WRITTEN PROBLEM:
Starting at the line that contains "What data populates", copy each line through the final one exactly as written.

DATASET CONTENT:
·····

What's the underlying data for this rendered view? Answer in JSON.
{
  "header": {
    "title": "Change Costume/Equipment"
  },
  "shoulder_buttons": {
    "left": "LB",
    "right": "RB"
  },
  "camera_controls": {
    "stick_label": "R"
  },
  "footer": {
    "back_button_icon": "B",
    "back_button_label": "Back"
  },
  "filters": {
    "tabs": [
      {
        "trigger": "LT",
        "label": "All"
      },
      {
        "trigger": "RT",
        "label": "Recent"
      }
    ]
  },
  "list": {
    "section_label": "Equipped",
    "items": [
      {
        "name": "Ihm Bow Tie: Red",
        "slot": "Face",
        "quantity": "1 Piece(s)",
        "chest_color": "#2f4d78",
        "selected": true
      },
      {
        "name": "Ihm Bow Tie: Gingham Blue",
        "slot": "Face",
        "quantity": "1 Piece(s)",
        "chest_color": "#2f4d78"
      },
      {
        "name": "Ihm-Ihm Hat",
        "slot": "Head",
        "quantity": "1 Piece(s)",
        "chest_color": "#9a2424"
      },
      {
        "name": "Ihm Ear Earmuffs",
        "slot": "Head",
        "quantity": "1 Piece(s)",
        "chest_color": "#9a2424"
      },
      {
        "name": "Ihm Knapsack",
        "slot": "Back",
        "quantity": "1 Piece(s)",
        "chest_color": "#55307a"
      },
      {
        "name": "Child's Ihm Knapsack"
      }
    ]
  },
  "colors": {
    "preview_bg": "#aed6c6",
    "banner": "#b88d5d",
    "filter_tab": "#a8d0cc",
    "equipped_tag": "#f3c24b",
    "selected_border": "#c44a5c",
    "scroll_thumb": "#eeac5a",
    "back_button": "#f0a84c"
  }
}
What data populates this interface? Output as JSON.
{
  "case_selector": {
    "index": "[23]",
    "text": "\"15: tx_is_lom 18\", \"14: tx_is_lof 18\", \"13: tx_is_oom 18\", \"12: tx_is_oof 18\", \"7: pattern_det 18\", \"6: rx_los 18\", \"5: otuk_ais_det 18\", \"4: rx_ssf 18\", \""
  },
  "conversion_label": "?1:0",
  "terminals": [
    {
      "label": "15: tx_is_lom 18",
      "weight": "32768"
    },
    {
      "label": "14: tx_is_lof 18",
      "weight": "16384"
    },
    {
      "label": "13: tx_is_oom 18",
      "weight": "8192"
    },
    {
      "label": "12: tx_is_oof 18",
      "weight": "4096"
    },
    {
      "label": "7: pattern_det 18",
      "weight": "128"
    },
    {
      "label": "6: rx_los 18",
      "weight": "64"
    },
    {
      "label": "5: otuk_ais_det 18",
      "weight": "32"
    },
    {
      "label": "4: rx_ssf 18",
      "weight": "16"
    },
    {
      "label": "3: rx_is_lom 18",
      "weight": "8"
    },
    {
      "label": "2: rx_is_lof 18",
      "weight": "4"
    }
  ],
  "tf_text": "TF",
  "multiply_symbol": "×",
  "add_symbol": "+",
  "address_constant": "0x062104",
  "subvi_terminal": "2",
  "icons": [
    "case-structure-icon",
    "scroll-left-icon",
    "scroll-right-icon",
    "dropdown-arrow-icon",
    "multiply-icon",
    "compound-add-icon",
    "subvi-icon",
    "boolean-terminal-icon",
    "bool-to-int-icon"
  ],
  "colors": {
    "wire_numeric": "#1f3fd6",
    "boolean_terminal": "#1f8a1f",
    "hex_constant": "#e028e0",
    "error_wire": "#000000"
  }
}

·····

TASK ANSWER:
What data populates this interface? Output as JSON.
{
  "case_selector": {
    "index": "[23]",
    "text": "\"15: tx_is_lom 18\", \"14: tx_is_lof 18\", \"13: tx_is_oom 18\", \"12: tx_is_oof 18\", \"7: pattern_det 18\", \"6: rx_los 18\", \"5: otuk_ais_det 18\", \"4: rx_ssf 18\", \""
  },
  "conversion_label": "?1:0",
  "terminals": [
    {
      "label": "15: tx_is_lom 18",
      "weight": "32768"
    },
    {
      "label": "14: tx_is_lof 18",
      "weight": "16384"
    },
    {
      "label": "13: tx_is_oom 18",
      "weight": "8192"
    },
    {
      "label": "12: tx_is_oof 18",
      "weight": "4096"
    },
    {
      "label": "7: pattern_det 18",
      "weight": "128"
    },
    {
      "label": "6: rx_los 18",
      "weight": "64"
    },
    {
      "label": "5: otuk_ais_det 18",
      "weight": "32"
    },
    {
      "label": "4: rx_ssf 18",
      "weight": "16"
    },
    {
      "label": "3: rx_is_lom 18",
      "weight": "8"
    },
    {
      "label": "2: rx_is_lof 18",
      "weight": "4"
    }
  ],
  "tf_text": "TF",
  "multiply_symbol": "×",
  "add_symbol": "+",
  "address_constant": "0x062104",
  "subvi_terminal": "2",
  "icons": [
    "case-structure-icon",
    "scroll-left-icon",
    "scroll-right-icon",
    "dropdown-arrow-icon",
    "multiply-icon",
    "compound-add-icon",
    "subvi-icon",
    "boolean-terminal-icon",
    "bool-to-int-icon"
  ],
  "colors": {
    "wire_numeric": "#1f3fd6",
    "boolean_terminal": "#1f8a1f",
    "hex_constant": "#e028e0",
    "error_wire": "#000000"
  }
}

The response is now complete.